Data to use:
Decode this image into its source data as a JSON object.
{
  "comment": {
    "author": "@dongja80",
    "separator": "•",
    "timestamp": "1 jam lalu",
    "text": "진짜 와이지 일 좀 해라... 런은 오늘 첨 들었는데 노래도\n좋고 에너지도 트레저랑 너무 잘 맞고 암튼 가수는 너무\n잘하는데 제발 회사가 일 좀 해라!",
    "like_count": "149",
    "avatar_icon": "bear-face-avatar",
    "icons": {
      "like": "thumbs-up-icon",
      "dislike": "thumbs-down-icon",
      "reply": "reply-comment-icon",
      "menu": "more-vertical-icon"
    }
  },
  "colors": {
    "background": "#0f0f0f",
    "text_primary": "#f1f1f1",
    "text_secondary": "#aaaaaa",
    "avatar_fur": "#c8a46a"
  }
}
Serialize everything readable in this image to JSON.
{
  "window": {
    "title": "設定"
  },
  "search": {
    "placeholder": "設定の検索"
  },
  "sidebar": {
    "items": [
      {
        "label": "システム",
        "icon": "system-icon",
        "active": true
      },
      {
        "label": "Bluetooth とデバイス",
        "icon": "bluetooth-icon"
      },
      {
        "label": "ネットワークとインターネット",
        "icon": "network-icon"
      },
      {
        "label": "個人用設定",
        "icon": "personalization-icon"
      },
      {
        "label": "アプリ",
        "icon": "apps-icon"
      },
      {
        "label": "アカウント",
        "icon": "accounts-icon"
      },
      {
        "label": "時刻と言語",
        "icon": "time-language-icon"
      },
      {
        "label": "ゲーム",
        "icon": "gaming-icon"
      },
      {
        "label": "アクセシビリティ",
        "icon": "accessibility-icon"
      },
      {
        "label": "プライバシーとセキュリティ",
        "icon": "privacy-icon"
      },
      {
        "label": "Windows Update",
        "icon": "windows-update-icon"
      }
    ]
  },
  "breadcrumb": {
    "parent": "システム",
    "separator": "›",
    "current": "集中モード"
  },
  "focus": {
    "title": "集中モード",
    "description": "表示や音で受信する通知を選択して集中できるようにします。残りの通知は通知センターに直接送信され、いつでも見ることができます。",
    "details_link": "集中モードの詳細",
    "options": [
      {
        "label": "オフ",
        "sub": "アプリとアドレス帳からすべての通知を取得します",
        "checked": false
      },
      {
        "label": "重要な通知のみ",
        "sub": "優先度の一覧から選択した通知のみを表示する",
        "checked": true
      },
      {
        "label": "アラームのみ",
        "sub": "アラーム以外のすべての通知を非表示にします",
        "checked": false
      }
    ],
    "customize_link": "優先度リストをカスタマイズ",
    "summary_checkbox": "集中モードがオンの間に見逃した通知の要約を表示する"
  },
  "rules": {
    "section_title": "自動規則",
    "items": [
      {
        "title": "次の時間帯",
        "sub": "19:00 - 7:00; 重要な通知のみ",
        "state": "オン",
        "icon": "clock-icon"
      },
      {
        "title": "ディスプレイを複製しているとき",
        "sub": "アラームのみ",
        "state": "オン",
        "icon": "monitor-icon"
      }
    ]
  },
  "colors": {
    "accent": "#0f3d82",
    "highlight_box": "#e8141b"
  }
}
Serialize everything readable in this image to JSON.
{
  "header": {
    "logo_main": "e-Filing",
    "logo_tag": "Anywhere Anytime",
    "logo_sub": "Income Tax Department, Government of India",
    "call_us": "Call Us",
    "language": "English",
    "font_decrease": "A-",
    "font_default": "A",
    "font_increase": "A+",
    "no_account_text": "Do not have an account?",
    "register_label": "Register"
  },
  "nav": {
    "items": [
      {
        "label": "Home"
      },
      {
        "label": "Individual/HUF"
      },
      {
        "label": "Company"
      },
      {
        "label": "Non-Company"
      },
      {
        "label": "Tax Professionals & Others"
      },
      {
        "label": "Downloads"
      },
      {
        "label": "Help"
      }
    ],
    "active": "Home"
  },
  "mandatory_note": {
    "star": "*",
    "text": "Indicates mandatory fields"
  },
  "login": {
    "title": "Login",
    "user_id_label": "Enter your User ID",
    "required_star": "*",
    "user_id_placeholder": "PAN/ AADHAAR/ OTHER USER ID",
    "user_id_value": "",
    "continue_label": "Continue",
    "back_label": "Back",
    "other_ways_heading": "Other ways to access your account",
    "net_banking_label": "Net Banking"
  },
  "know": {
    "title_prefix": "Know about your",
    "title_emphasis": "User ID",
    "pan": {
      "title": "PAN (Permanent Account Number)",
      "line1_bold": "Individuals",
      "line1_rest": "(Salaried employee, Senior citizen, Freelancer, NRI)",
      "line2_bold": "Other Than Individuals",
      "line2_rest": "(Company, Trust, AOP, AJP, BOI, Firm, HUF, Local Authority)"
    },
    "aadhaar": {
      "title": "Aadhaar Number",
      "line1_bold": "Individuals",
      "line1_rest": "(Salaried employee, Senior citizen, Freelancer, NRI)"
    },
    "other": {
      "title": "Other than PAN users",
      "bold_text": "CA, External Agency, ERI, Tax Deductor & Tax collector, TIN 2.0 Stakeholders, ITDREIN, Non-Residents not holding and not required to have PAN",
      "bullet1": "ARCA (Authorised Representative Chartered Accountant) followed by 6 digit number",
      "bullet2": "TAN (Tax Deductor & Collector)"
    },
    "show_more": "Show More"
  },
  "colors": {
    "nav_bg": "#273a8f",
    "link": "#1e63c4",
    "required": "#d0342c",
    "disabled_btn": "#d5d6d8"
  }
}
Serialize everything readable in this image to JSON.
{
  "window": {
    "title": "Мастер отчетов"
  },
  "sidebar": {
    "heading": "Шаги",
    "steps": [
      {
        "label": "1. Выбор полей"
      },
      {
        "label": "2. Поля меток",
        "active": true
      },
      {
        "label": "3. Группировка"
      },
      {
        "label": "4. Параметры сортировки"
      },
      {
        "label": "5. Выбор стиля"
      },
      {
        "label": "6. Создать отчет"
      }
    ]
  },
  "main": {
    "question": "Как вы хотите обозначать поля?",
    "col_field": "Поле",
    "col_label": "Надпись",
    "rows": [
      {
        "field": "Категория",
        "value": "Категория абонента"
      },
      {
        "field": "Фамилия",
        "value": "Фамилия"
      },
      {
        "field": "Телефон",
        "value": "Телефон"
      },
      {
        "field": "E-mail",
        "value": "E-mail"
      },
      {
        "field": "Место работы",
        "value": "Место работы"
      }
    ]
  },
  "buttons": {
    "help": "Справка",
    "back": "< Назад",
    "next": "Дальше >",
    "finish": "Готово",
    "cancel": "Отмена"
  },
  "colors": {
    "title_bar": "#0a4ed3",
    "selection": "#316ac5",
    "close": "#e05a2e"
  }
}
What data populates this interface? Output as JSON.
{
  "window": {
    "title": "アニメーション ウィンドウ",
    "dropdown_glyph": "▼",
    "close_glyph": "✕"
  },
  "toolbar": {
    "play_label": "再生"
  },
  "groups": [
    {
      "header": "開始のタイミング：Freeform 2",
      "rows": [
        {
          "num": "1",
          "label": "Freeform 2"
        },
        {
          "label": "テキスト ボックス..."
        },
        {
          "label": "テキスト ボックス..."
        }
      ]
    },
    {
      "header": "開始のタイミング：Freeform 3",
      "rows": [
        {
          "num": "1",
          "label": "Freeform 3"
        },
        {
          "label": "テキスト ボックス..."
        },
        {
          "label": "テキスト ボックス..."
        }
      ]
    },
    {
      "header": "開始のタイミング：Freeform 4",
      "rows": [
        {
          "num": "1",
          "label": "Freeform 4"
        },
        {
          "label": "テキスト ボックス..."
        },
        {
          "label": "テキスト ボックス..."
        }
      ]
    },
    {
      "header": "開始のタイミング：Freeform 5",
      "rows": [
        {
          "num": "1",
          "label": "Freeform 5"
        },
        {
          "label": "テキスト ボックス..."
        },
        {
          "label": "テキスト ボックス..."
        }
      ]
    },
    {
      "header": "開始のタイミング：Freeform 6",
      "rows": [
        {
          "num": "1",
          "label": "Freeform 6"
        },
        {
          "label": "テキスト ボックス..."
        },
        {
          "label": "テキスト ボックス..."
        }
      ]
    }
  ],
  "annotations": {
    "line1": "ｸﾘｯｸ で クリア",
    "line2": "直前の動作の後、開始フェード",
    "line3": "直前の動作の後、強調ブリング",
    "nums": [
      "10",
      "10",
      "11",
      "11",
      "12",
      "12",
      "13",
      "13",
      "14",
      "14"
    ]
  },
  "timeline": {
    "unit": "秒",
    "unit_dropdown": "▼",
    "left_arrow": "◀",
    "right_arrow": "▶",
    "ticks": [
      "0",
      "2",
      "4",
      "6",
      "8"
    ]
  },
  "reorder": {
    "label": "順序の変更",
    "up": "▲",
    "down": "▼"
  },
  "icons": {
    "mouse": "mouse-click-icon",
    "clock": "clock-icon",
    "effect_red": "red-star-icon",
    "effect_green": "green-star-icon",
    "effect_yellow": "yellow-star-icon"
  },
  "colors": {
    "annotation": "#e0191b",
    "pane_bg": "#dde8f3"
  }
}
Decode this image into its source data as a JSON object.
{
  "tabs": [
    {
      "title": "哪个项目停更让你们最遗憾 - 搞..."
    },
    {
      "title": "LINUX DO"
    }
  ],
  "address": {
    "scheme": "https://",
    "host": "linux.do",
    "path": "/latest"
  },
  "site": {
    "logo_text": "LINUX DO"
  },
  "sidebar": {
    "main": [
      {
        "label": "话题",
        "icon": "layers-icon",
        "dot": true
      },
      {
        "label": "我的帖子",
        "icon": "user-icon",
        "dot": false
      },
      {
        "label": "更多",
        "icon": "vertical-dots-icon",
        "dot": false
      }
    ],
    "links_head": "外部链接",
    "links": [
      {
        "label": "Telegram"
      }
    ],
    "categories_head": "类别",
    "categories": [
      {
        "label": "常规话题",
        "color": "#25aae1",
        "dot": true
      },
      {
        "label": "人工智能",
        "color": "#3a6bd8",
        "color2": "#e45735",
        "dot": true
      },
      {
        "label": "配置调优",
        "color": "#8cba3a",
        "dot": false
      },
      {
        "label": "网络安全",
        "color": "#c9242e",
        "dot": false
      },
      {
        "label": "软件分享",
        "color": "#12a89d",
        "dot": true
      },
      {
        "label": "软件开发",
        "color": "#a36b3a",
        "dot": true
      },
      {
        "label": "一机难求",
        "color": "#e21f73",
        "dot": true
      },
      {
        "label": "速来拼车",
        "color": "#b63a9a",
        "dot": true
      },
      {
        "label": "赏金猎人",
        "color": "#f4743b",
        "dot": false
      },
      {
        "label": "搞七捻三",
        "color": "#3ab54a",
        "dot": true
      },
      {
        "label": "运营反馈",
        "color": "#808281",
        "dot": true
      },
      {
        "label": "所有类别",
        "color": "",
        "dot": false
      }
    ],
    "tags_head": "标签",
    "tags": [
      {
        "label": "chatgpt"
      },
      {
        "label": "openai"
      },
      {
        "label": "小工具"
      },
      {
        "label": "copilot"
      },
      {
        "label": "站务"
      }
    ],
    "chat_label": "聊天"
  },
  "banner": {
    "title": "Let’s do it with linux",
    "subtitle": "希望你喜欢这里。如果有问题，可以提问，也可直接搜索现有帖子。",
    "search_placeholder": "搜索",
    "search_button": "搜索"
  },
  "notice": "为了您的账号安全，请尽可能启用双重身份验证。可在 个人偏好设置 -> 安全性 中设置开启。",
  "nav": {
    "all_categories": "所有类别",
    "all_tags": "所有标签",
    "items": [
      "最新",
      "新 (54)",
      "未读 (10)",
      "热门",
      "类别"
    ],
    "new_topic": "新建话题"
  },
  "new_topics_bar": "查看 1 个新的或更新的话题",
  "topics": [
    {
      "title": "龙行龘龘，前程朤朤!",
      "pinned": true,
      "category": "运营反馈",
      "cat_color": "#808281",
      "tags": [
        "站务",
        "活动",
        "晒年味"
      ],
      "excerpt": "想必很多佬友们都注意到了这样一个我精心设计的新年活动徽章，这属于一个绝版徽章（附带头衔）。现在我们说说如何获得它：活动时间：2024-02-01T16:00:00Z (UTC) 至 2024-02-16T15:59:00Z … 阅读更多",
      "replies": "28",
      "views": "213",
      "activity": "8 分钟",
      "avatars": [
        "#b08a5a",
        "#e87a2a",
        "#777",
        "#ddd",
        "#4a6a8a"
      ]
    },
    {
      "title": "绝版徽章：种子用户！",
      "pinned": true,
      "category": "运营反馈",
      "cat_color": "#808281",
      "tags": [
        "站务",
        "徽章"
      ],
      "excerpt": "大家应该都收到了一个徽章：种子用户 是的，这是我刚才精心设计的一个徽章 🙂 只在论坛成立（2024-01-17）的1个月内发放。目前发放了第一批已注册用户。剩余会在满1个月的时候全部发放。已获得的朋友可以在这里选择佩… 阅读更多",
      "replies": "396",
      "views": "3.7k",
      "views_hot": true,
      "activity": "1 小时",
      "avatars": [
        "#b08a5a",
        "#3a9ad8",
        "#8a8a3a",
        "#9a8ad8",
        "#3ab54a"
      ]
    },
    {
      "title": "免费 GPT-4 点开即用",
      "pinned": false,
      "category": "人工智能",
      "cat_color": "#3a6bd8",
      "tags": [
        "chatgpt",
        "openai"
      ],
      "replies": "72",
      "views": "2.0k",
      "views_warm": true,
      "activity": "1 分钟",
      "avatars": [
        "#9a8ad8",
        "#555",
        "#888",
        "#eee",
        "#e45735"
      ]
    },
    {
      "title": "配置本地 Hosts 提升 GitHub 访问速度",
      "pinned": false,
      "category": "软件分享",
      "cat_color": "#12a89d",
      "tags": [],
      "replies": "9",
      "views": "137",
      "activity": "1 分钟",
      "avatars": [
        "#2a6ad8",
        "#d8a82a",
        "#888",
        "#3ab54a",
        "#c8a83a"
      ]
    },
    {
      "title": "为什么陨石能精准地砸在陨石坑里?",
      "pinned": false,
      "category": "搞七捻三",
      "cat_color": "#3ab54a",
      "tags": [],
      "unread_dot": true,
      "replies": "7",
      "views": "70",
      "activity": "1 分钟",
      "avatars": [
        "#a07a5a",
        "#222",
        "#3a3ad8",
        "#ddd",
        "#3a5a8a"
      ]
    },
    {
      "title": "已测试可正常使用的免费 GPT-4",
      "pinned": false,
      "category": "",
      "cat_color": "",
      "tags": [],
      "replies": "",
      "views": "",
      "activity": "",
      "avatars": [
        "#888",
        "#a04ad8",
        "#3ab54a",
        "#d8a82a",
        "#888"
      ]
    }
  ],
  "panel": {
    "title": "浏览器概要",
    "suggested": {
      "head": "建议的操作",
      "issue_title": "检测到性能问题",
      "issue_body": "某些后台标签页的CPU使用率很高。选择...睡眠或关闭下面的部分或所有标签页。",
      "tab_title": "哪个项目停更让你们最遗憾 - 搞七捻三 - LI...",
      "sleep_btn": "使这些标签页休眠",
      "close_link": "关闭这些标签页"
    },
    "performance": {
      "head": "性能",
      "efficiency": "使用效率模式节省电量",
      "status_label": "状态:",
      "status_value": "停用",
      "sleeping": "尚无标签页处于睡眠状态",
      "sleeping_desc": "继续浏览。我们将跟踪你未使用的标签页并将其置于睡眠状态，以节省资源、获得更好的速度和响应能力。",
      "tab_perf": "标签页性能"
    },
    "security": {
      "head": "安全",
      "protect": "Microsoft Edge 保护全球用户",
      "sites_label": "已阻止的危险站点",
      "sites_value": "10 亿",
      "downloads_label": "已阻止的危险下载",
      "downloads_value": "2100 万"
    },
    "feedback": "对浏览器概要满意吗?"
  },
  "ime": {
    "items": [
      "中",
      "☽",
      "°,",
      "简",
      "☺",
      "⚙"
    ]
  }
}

What is being asked:
Select, from the listing, all lines that include the word "Выбор".

Exercise solution:
        "label": "1. Выбор полей"
        "label": "5. Выбор стиля"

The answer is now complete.